No texto sobre poemas perdidos, onde se deu o primeiro contato com o poema que fala em buscar ouro nativo?

» **TRECHO DE TEXTO**
== == ==

12.5.07

Poemas Perdidos

Alguns poemas me tocam a alma e depois simplesmente desaparecem. Acabo de resgatar um deles:

Buscas ouro nativo entre a ganga da vida.
Que esperança infinita no ilusório trabalho
Para cada pepita, quanto cascalho!
Meu primeiro contato com esse poema foi num artigo escrito pelo Rubem Alves na Folha de S. Paulo há alguns anos ou meses atrás.

Ele é singularmente belo, primeiro por sua simplicidade de final de tarde, segundo pela forma divertida como usa as imagens do garimpo para retratar a decepção que sentimos enquanto procuramos por aquilo que valeria nossa vida.

Esse é só um dos vários poemas que já encontrei por aí, perdidos, como cães sem dono, que me tocaram mas que desapareceram tão misteriosamente como surgiram.

== == ==

» **LINHAS DO CONJUNTO**
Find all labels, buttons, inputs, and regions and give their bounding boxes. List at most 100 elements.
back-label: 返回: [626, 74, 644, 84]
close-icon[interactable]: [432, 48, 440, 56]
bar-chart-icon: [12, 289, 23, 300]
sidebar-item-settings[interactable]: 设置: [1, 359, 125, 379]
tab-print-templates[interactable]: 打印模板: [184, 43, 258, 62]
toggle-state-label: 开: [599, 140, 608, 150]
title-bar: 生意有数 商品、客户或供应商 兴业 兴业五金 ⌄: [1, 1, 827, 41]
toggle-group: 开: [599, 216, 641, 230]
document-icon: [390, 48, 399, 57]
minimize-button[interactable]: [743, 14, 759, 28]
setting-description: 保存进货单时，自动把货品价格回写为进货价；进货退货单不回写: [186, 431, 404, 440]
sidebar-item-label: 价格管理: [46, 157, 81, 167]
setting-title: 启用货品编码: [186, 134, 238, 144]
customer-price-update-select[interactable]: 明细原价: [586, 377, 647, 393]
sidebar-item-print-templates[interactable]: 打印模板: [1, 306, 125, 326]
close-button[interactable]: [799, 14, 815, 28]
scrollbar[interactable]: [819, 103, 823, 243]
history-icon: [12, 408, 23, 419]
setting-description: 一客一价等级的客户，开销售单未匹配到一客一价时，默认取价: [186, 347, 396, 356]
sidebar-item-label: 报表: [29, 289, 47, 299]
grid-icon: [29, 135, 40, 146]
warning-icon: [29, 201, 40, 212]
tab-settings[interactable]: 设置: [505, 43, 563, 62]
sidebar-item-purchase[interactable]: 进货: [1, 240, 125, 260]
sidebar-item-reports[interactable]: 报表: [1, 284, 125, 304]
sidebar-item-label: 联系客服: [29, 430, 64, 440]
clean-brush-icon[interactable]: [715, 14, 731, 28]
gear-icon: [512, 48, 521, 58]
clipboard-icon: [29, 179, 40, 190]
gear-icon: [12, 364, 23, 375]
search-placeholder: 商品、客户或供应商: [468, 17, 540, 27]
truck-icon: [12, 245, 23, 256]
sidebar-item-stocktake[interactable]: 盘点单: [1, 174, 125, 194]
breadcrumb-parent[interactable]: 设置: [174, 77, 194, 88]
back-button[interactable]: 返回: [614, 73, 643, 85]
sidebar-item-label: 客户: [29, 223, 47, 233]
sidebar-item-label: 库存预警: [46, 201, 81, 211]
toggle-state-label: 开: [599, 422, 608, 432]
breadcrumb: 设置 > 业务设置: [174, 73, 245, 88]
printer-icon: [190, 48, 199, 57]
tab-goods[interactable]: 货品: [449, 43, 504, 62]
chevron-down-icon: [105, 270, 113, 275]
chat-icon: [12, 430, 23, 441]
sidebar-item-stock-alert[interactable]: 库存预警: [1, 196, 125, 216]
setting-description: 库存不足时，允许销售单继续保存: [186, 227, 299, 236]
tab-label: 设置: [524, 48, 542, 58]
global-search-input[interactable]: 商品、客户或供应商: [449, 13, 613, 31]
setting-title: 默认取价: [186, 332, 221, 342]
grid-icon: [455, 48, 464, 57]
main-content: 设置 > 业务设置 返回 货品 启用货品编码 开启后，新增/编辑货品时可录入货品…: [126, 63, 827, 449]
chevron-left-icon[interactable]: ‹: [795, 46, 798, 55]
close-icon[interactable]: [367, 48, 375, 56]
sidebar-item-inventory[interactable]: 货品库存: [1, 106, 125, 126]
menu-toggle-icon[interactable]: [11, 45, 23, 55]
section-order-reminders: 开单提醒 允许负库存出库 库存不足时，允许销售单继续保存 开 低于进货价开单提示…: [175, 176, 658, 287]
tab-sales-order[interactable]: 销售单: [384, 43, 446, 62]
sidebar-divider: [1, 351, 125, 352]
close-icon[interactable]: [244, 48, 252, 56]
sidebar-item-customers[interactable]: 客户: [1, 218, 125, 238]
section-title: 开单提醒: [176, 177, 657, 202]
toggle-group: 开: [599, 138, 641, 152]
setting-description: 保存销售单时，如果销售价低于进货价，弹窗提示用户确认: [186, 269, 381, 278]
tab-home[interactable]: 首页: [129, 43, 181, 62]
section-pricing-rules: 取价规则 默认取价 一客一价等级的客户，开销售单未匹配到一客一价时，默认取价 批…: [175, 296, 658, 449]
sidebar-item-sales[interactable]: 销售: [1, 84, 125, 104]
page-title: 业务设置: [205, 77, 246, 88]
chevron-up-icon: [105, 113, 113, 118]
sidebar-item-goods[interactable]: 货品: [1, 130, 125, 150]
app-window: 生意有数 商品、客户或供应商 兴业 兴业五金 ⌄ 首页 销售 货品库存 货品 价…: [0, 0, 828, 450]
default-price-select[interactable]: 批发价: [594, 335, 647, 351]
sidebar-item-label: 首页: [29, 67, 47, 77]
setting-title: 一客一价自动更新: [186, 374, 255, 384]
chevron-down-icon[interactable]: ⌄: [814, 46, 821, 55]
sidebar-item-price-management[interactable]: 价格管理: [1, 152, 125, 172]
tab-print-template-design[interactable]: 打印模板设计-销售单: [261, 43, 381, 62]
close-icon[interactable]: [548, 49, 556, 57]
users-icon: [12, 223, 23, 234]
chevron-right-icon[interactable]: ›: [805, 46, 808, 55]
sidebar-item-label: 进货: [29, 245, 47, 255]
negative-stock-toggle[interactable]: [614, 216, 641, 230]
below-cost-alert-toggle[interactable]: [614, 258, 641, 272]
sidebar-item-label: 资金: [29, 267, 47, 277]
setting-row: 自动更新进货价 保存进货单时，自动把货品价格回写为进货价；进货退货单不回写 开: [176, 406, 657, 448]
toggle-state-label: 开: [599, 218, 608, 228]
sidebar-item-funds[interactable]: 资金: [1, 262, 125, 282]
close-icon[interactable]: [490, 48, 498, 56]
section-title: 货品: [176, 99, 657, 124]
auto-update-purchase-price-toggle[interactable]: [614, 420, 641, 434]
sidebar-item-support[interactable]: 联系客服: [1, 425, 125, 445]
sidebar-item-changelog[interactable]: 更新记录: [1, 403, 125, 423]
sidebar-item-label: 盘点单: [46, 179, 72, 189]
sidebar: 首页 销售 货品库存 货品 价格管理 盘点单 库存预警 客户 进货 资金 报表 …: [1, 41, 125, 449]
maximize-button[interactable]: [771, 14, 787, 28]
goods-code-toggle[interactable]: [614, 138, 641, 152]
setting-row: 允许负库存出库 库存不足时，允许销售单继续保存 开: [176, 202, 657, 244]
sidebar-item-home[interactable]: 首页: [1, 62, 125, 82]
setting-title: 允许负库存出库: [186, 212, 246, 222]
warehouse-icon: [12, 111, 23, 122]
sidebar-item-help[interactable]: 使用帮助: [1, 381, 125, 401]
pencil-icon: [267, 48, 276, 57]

== == ==

» **RESPOSTA DO EXERCÍCIO**
Num artigo escrito por Rubem Alves na Folha de S. Paulo.